** start Task material **

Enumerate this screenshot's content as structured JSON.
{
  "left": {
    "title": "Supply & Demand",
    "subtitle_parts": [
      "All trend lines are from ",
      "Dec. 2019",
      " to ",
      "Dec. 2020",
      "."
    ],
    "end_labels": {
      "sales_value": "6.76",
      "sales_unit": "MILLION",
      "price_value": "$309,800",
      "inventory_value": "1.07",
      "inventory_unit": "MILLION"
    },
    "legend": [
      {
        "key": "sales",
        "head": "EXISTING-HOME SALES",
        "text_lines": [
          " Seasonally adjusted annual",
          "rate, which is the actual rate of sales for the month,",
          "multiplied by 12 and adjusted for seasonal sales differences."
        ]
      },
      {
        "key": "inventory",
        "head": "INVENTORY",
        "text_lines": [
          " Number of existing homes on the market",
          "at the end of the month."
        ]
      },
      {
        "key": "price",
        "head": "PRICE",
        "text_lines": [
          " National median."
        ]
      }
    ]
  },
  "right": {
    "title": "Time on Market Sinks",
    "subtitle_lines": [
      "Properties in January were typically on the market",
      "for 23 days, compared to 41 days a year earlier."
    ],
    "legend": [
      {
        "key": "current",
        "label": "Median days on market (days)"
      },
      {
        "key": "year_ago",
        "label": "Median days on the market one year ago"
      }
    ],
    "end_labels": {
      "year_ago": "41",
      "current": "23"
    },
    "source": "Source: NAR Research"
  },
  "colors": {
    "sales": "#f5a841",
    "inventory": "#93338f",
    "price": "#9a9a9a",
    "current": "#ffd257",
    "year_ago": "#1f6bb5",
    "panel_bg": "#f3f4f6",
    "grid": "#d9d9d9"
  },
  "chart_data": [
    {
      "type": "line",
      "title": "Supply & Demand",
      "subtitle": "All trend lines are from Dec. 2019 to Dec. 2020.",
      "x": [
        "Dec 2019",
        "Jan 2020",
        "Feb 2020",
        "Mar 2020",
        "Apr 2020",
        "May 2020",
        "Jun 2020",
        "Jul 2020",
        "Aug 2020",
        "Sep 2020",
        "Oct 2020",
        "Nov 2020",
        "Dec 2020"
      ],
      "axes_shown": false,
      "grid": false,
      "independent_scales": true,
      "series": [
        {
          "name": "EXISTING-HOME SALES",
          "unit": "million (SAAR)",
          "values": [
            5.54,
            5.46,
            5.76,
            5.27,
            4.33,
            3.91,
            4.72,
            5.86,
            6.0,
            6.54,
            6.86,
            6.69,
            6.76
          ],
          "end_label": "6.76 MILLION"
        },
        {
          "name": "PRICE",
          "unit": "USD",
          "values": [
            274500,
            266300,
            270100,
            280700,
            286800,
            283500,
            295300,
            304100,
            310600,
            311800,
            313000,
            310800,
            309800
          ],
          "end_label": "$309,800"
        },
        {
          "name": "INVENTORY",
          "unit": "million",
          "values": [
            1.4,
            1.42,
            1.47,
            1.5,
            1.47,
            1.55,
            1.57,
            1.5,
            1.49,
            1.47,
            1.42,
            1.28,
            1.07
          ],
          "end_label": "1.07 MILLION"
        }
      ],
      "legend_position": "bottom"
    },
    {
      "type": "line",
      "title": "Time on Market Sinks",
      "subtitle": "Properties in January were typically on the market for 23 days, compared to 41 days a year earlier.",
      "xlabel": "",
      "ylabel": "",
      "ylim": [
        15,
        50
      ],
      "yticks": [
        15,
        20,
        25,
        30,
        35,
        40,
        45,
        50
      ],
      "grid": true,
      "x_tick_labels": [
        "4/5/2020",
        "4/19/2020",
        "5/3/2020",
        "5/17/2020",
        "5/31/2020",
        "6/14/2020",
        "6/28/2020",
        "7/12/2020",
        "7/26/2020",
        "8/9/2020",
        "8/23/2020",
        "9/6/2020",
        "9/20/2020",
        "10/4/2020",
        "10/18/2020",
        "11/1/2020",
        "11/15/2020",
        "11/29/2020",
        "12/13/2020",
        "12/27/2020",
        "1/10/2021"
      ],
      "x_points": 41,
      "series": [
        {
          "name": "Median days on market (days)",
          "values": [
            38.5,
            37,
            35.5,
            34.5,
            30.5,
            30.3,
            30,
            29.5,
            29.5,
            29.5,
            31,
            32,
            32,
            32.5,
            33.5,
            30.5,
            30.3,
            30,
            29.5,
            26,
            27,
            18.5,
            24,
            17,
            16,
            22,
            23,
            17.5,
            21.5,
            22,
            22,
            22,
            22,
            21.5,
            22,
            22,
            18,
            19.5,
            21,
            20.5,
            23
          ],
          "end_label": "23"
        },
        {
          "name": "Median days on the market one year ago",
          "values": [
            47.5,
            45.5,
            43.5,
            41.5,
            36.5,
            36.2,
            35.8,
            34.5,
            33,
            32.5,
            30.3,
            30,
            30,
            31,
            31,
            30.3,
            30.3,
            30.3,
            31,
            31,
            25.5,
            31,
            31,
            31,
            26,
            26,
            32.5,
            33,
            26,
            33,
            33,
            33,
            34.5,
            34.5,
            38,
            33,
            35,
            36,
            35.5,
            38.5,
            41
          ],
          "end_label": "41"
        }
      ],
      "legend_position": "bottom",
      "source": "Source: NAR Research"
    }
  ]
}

** end Task material **

Task to carry out :: Of all the lines in the material above, how many contain the word "adjusted"? Give only the count.

The response :: 2